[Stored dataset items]
---------------
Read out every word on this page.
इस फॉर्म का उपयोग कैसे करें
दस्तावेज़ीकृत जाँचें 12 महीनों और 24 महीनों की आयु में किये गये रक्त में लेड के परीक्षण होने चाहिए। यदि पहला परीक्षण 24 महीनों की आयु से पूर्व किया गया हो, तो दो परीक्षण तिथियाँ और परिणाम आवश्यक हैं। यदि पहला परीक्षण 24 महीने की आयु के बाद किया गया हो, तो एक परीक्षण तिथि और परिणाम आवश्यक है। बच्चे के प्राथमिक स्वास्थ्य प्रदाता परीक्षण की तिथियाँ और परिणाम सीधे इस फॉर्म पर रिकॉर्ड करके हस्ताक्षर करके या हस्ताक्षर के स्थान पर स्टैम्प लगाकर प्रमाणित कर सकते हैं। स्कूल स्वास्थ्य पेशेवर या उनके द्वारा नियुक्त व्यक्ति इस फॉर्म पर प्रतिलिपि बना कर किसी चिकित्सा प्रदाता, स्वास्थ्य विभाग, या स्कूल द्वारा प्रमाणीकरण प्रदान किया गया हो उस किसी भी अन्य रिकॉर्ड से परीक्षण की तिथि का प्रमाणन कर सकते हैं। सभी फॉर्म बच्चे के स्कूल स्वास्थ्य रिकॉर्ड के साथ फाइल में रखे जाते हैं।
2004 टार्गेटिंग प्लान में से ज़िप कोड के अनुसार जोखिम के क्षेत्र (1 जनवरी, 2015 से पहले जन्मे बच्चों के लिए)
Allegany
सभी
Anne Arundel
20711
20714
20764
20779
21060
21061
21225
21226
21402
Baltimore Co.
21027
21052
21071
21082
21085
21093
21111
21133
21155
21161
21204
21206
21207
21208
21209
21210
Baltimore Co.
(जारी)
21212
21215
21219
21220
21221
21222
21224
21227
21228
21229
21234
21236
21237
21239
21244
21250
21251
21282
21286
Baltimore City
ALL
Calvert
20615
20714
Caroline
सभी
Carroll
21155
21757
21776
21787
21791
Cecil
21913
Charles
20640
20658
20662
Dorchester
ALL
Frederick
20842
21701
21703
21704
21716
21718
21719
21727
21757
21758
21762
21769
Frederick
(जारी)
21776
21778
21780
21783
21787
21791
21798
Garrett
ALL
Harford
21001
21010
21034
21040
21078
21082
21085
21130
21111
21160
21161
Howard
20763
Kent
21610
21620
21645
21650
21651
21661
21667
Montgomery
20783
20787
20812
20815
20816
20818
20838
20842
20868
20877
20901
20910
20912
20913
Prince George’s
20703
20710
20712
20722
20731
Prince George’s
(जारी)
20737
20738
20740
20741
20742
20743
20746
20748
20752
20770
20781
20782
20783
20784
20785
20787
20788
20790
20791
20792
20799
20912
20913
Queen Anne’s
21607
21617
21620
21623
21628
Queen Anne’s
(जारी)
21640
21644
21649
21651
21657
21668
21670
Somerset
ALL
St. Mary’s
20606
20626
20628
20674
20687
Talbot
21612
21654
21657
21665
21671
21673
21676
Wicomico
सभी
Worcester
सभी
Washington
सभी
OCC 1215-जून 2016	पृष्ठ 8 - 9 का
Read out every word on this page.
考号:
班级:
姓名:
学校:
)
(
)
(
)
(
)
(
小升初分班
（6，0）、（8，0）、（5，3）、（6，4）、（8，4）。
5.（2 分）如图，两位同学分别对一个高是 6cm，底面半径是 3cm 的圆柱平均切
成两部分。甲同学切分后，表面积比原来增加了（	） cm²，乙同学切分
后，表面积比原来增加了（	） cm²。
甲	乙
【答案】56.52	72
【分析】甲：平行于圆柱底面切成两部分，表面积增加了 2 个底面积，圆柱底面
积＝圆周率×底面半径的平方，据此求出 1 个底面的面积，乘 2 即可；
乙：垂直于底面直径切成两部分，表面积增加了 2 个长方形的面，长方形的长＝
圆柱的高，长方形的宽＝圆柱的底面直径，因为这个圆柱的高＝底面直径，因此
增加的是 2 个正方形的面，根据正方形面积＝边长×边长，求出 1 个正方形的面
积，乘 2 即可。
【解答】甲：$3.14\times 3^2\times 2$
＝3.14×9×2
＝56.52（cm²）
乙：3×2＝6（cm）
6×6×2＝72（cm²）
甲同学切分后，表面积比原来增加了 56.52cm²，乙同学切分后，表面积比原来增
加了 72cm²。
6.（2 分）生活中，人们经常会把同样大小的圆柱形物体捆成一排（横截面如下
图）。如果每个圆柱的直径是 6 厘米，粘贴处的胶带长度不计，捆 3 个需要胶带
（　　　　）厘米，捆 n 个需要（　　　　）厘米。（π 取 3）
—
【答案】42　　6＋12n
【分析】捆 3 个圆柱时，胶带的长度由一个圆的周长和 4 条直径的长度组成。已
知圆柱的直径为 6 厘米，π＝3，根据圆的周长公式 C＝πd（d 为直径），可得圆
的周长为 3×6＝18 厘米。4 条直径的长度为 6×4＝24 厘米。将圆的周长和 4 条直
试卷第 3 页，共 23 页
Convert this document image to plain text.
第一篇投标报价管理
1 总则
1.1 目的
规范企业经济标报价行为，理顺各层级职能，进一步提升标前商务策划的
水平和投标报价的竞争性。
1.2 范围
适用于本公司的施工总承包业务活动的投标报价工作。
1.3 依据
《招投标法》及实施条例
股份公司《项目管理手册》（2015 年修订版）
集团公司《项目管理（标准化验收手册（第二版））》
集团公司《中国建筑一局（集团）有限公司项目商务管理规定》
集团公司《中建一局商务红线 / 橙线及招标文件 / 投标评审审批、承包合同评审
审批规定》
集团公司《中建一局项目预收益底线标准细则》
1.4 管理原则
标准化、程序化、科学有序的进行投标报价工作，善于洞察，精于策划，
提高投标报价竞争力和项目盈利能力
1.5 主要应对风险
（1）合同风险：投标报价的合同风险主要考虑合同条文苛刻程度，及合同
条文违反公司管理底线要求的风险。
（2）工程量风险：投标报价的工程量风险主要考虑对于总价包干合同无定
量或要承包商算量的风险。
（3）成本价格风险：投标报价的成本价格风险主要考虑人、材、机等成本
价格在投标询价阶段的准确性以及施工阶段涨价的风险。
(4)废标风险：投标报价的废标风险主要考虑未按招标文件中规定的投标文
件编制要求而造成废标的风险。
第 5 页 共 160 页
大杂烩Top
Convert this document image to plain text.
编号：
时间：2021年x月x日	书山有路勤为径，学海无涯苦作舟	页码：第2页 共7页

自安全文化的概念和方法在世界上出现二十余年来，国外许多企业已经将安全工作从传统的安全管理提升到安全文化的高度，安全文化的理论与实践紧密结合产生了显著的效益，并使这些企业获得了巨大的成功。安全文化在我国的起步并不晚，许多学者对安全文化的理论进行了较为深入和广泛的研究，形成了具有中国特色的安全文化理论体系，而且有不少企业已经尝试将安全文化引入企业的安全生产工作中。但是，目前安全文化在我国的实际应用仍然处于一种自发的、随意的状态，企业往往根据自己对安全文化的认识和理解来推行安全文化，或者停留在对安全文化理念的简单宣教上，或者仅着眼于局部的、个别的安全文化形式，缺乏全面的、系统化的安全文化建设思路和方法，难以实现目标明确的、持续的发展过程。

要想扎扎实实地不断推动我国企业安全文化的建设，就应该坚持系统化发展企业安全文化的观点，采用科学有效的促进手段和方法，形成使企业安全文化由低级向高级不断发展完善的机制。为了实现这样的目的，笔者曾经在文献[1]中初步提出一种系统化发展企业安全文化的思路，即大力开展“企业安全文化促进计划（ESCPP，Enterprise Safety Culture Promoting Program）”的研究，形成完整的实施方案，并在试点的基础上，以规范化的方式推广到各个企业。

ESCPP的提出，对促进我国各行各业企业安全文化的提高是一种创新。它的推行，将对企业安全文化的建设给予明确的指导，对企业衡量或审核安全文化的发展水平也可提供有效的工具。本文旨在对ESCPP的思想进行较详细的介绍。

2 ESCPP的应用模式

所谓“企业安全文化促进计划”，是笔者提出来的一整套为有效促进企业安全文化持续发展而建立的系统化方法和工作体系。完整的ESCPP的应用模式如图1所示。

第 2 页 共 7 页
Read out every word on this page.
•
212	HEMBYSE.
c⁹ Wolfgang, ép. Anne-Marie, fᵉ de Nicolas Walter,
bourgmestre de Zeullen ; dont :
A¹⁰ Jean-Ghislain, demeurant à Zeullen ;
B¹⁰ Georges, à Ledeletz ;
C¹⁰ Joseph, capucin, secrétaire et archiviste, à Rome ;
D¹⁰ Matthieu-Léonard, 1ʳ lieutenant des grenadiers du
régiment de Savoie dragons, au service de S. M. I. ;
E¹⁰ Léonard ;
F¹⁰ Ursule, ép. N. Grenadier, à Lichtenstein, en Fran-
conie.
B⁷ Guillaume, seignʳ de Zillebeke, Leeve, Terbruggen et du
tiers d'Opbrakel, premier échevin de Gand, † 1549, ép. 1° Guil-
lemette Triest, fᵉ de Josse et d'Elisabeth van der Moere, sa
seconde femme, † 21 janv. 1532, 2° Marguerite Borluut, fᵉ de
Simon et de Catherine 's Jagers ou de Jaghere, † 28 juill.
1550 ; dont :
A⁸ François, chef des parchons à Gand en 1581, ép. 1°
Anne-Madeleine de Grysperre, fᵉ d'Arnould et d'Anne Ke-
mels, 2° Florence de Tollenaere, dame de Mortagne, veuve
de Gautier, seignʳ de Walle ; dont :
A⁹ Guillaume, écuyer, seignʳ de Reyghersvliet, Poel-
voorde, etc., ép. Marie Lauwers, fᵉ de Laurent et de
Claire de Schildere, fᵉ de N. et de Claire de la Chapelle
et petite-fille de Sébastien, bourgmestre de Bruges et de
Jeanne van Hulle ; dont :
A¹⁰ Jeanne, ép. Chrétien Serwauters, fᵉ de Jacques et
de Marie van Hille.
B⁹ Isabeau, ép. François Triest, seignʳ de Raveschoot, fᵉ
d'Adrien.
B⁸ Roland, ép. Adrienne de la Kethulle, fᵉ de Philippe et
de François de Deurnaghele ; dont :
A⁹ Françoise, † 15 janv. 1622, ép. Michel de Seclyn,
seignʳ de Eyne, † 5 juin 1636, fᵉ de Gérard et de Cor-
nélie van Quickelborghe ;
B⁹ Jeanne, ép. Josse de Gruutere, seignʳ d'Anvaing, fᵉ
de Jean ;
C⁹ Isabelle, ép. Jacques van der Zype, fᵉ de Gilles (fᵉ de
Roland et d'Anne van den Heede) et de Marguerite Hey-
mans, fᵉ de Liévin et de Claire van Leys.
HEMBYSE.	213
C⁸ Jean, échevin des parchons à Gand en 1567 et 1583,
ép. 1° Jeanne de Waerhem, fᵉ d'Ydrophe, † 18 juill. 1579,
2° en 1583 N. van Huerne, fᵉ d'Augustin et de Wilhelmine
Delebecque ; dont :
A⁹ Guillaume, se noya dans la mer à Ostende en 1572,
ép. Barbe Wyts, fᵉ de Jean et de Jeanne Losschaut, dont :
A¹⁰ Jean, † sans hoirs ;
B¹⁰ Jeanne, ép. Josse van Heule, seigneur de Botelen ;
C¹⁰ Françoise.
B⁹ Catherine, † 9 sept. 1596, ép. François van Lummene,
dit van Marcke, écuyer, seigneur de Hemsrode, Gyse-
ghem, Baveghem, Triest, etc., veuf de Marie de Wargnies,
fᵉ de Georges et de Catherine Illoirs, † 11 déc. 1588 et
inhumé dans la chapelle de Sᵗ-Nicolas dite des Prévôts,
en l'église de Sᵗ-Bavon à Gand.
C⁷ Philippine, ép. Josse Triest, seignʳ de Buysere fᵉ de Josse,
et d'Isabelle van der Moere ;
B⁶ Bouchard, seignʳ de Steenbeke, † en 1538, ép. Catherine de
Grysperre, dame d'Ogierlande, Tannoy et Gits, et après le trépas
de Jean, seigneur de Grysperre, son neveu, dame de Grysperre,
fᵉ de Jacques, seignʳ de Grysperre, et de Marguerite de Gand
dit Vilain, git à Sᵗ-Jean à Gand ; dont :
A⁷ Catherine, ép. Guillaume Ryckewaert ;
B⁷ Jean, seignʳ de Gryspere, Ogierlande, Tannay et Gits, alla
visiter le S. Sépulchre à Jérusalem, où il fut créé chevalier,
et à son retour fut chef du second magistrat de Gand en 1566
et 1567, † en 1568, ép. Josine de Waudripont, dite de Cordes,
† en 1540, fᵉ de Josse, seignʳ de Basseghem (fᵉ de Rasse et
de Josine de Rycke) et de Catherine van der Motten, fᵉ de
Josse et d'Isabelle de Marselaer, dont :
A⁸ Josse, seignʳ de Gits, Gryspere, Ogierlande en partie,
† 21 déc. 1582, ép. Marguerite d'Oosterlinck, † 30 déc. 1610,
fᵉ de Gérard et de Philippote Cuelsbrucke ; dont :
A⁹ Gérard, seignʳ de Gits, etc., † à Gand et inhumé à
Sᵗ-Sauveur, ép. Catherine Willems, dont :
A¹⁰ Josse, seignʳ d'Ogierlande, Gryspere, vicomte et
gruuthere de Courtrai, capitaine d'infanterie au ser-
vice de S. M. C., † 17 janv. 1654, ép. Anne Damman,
---------------
▸ Direction: Among the lines of the records above, count those holding the string "集团公司", and report only the number.

▸ Response to this exercise: 4